→ **DIRECTION**: Transcribe the entries exactly; images are not part of the copy.

→ **DATASET**:
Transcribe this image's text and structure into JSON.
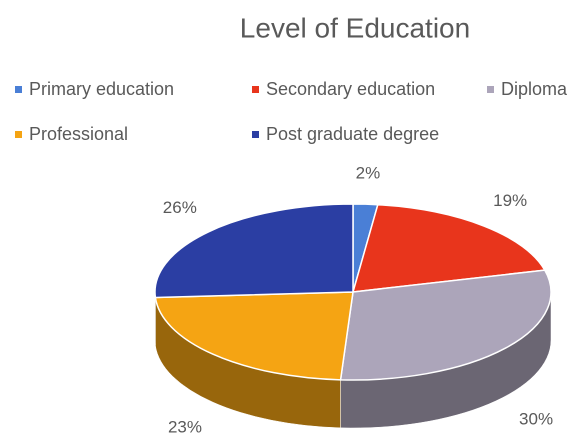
{
  "chart_data": {
    "type": "pie3d",
    "title": "Level of Education",
    "categories": [
      "Primary education",
      "Secondary education",
      "Diploma",
      "Professional",
      "Post graduate degree"
    ],
    "values": [
      2,
      19,
      30,
      23,
      26
    ],
    "value_labels": [
      "2%",
      "19%",
      "30%",
      "23%",
      "26%"
    ],
    "colors": [
      "#4a7fd6",
      "#e8351c",
      "#aca5ba",
      "#f5a413",
      "#2b3ea3"
    ],
    "legend": "top"
  }
}
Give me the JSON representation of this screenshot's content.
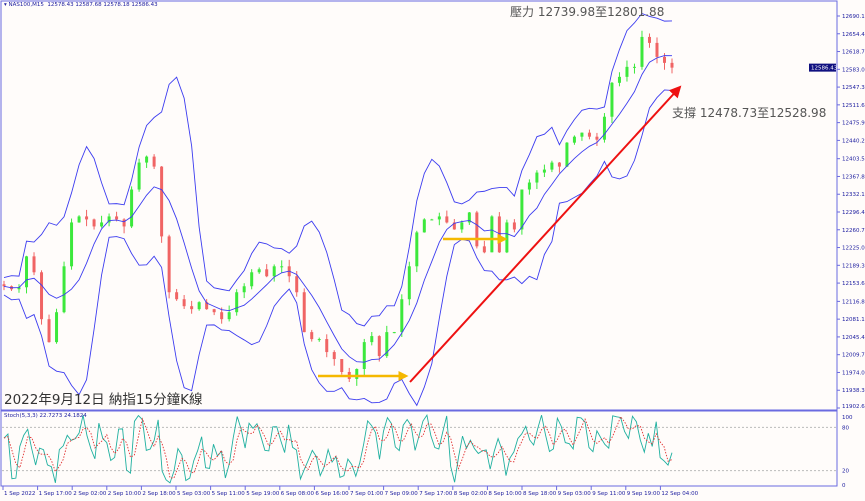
{
  "header": {
    "symbol": "NAS100,M15",
    "ohlc": "12578.43 12587.68 12578.18 12586.43"
  },
  "annotations": {
    "title": "2022年9月12日 納指15分鐘K線",
    "resistance": "壓力 12739.98至12801.88",
    "support": "支撐 12478.73至12528.98"
  },
  "current_price": "12586.43",
  "stochastic": {
    "label": "Stoch(5,3,3) 22.7273 24.1824",
    "levels": [
      "100",
      "80",
      "20",
      "0"
    ]
  },
  "colors": {
    "up": "#3ce83c",
    "down": "#f06464",
    "bands": "#3c3cf0",
    "trendline": "#ee1111",
    "arrow": "#f5b800",
    "stoch_main": "#20b0a0",
    "stoch_signal": "#e03030",
    "axis": "#6a6ae0"
  },
  "chart_data": {
    "type": "line",
    "title": "",
    "xlabel": "",
    "ylabel": "",
    "ylim": [
      11902.65,
      12690.15
    ],
    "y_ticks": [
      "12690.15",
      "12654.45",
      "12618.75",
      "12583.05",
      "12547.35",
      "12511.65",
      "12475.95",
      "12440.25",
      "12403.50",
      "12367.80",
      "12332.10",
      "12296.40",
      "12260.70",
      "12225.00",
      "12189.30",
      "12153.60",
      "12116.85",
      "12081.15",
      "12045.45",
      "12009.75",
      "11974.05",
      "11938.35",
      "11902.65"
    ],
    "x_ticks": [
      "1 Sep 2022",
      "1 Sep 17:00",
      "2 Sep 02:00",
      "2 Sep 10:00",
      "2 Sep 18:00",
      "5 Sep 03:00",
      "5 Sep 11:00",
      "5 Sep 19:00",
      "6 Sep 08:00",
      "6 Sep 16:00",
      "7 Sep 01:00",
      "7 Sep 09:00",
      "7 Sep 17:00",
      "8 Sep 02:00",
      "8 Sep 10:00",
      "8 Sep 18:00",
      "9 Sep 03:00",
      "9 Sep 11:00",
      "9 Sep 19:00",
      "12 Sep 04:00"
    ],
    "closes": [
      12147.2,
      12141.2,
      12145.2,
      12207.3,
      12175.3,
      12081.1,
      12035.0,
      12095.1,
      12187.3,
      12275.4,
      12287.5,
      12281.5,
      12267.4,
      12275.4,
      12287.5,
      12281.5,
      12267.4,
      12341.6,
      12395.7,
      12407.7,
      12387.6,
      12247.4,
      12135.2,
      12121.2,
      12107.2,
      12101.2,
      12115.2,
      12101.2,
      12095.1,
      12081.1,
      12095.1,
      12135.2,
      12147.2,
      12175.3,
      12181.3,
      12167.3,
      12187.3,
      12187.3,
      12167.3,
      12135.2,
      12055.1,
      12041.1,
      12041.1,
      12015.0,
      12001.0,
      11975.0,
      11961.0,
      11981.0,
      12035.0,
      12047.1,
      12007.0,
      12055.1,
      12055.1,
      12121.2,
      12187.3,
      12255.4,
      12281.5,
      12281.5,
      12287.5,
      12275.4,
      12261.4,
      12275.4,
      12295.5,
      12227.4,
      12215.4,
      12287.5,
      12215.4,
      12275.4,
      12261.4,
      12341.6,
      12355.6,
      12375.6,
      12381.6,
      12395.7,
      12387.6,
      12435.7,
      12447.7,
      12455.8,
      12447.7,
      12441.7,
      12487.8,
      12555.9,
      12567.9,
      12588.0,
      12588.0,
      12648.1,
      12636.1,
      12608.0,
      12596.0,
      12586.43
    ]
  }
}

→ **TASK RESPONSE**:
Transcribe this image's text and structure into JSON.
{
  "chart_data": {
    "type": "pie3d",
    "title": "Level of Education",
    "categories": [
      "Primary education",
      "Secondary education",
      "Diploma",
      "Professional",
      "Post graduate degree"
    ],
    "values": [
      2,
      19,
      30,
      23,
      26
    ],
    "value_labels": [
      "2%",
      "19%",
      "30%",
      "23%",
      "26%"
    ],
    "colors": [
      "#4a7fd6",
      "#e8351c",
      "#aca5ba",
      "#f5a413",
      "#2b3ea3"
    ],
    "legend": "top"
  }
}
Give me the JSON representation of this screenshot's content.
{
  "header": {
    "symbol": "NAS100,M15",
    "ohlc": "12578.43 12587.68 12578.18 12586.43"
  },
  "annotations": {
    "title": "2022年9月12日 納指15分鐘K線",
    "resistance": "壓力 12739.98至12801.88",
    "support": "支撐 12478.73至12528.98"
  },
  "current_price": "12586.43",
  "stochastic": {
    "label": "Stoch(5,3,3) 22.7273 24.1824",
    "levels": [
      "100",
      "80",
      "20",
      "0"
    ]
  },
  "colors": {
    "up": "#3ce83c",
    "down": "#f06464",
    "bands": "#3c3cf0",
    "trendline": "#ee1111",
    "arrow": "#f5b800",
    "stoch_main": "#20b0a0",
    "stoch_signal": "#e03030",
    "axis": "#6a6ae0"
  },
  "chart_data": {
    "type": "line",
    "title": "",
    "xlabel": "",
    "ylabel": "",
    "ylim": [
      11902.65,
      12690.15
    ],
    "y_ticks": [
      "12690.15",
      "12654.45",
      "12618.75",
      "12583.05",
      "12547.35",
      "12511.65",
      "12475.95",
      "12440.25",
      "12403.50",
      "12367.80",
      "12332.10",
      "12296.40",
      "12260.70",
      "12225.00",
      "12189.30",
      "12153.60",
      "12116.85",
      "12081.15",
      "12045.45",
      "12009.75",
      "11974.05",
      "11938.35",
      "11902.65"
    ],
    "x_ticks": [
      "1 Sep 2022",
      "1 Sep 17:00",
      "2 Sep 02:00",
      "2 Sep 10:00",
      "2 Sep 18:00",
      "5 Sep 03:00",
      "5 Sep 11:00",
      "5 Sep 19:00",
      "6 Sep 08:00",
      "6 Sep 16:00",
      "7 Sep 01:00",
      "7 Sep 09:00",
      "7 Sep 17:00",
      "8 Sep 02:00",
      "8 Sep 10:00",
      "8 Sep 18:00",
      "9 Sep 03:00",
      "9 Sep 11:00",
      "9 Sep 19:00",
      "12 Sep 04:00"
    ],
    "closes": [
      12147.2,
      12141.2,
      12145.2,
      12207.3,
      12175.3,
      12081.1,
      12035.0,
      12095.1,
      12187.3,
      12275.4,
      12287.5,
      12281.5,
      12267.4,
      12275.4,
      12287.5,
      12281.5,
      12267.4,
      12341.6,
      12395.7,
      12407.7,
      12387.6,
      12247.4,
      12135.2,
      12121.2,
      12107.2,
      12101.2,
      12115.2,
      12101.2,
      12095.1,
      12081.1,
      12095.1,
      12135.2,
      12147.2,
      12175.3,
      12181.3,
      12167.3,
      12187.3,
      12187.3,
      12167.3,
      12135.2,
      12055.1,
      12041.1,
      12041.1,
      12015.0,
      12001.0,
      11975.0,
      11961.0,
      11981.0,
      12035.0,
      12047.1,
      12007.0,
      12055.1,
      12055.1,
      12121.2,
      12187.3,
      12255.4,
      12281.5,
      12281.5,
      12287.5,
      12275.4,
      12261.4,
      12275.4,
      12295.5,
      12227.4,
      12215.4,
      12287.5,
      12215.4,
      12275.4,
      12261.4,
      12341.6,
      12355.6,
      12375.6,
      12381.6,
      12395.7,
      12387.6,
      12435.7,
      12447.7,
      12455.8,
      12447.7,
      12441.7,
      12487.8,
      12555.9,
      12567.9,
      12588.0,
      12588.0,
      12648.1,
      12636.1,
      12608.0,
      12596.0,
      12586.43
    ]
  }
}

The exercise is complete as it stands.